**Given instruction:** Keep the pictures out of the copy and repeat the records exactly.

**Saved entries:**
---*---
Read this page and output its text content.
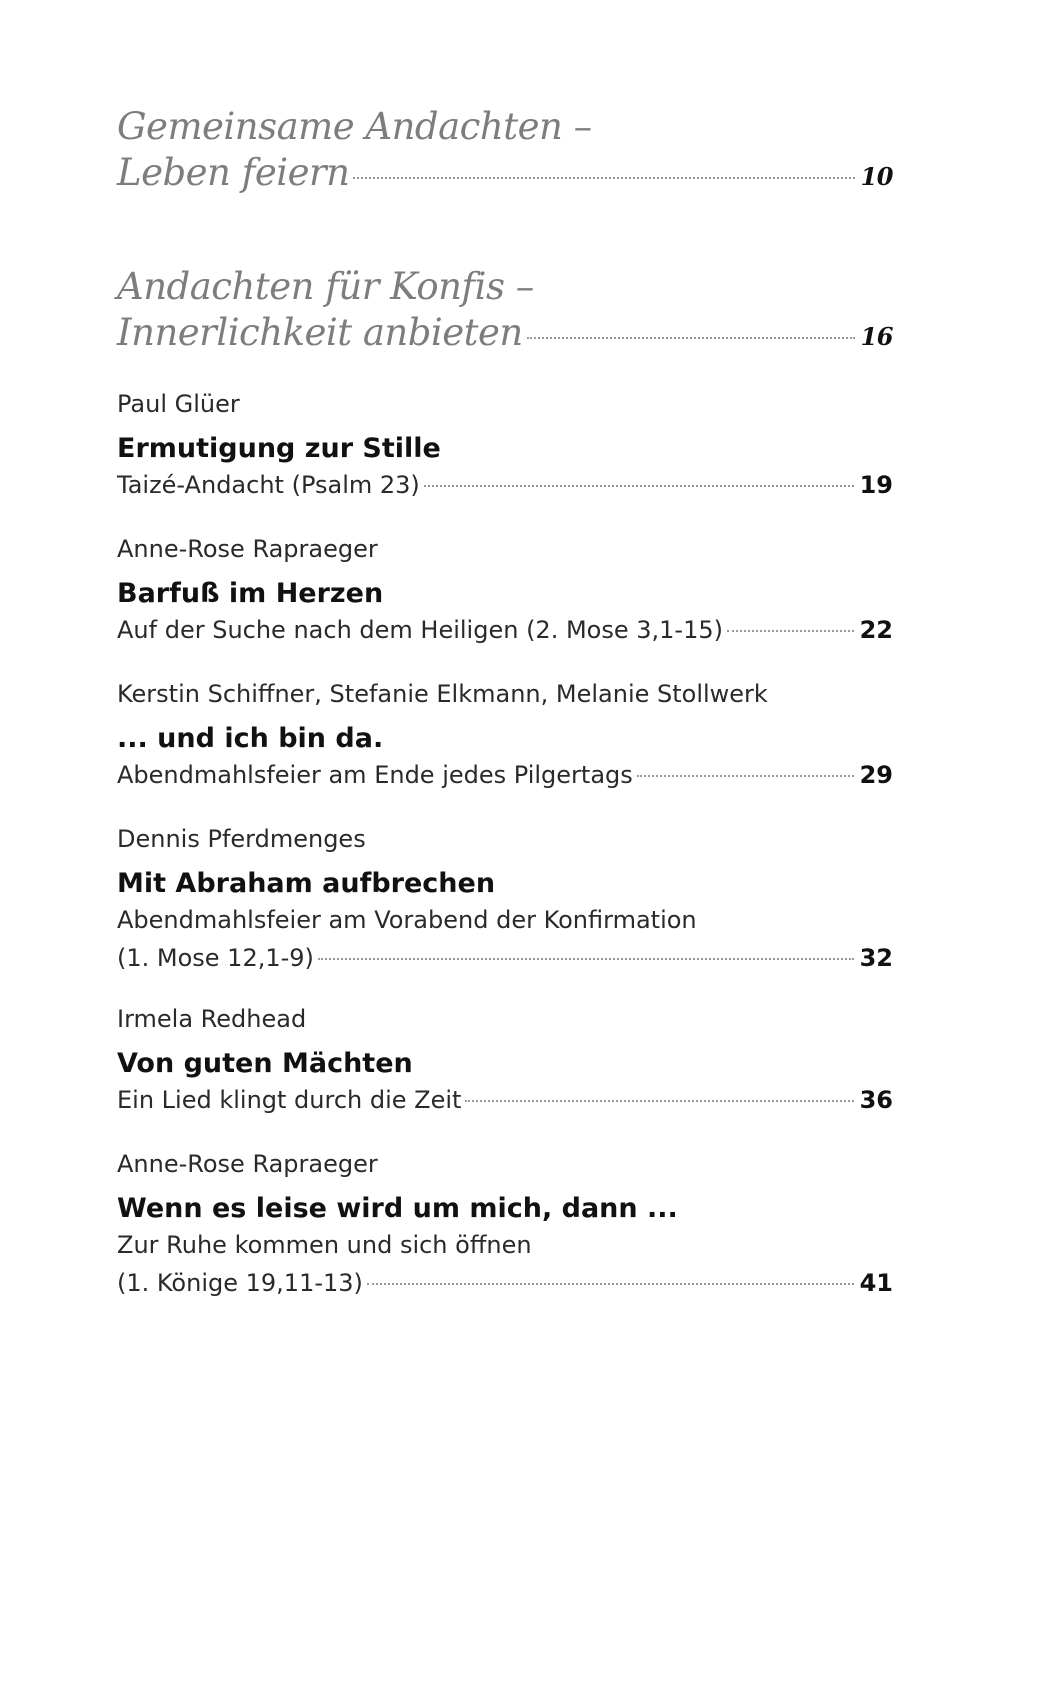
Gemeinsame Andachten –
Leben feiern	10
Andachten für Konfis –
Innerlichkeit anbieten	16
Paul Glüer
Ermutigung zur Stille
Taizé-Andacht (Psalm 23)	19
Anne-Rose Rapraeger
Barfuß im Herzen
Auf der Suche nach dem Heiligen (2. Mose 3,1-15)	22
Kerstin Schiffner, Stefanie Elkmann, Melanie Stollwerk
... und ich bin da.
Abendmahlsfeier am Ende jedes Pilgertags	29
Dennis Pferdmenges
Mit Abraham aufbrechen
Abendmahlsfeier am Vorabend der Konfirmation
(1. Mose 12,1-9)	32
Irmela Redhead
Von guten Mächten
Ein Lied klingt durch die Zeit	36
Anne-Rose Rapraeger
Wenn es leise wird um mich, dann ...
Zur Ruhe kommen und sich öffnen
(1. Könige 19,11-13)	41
---*---
**Solution for this problem:**
Read this page and output its text content.
Gemeinsame Andachten –
Leben feiern	10
Andachten für Konfis –
Innerlichkeit anbieten	16
Paul Glüer
Ermutigung zur Stille
Taizé-Andacht (Psalm 23)	19
Anne-Rose Rapraeger
Barfuß im Herzen
Auf der Suche nach dem Heiligen (2. Mose 3,1-15)	22
Kerstin Schiffner, Stefanie Elkmann, Melanie Stollwerk
... und ich bin da.
Abendmahlsfeier am Ende jedes Pilgertags	29
Dennis Pferdmenges
Mit Abraham aufbrechen
Abendmahlsfeier am Vorabend der Konfirmation
(1. Mose 12,1-9)	32
Irmela Redhead
Von guten Mächten
Ein Lied klingt durch die Zeit	36
Anne-Rose Rapraeger
Wenn es leise wird um mich, dann ...
Zur Ruhe kommen und sich öffnen
(1. Könige 19,11-13)	41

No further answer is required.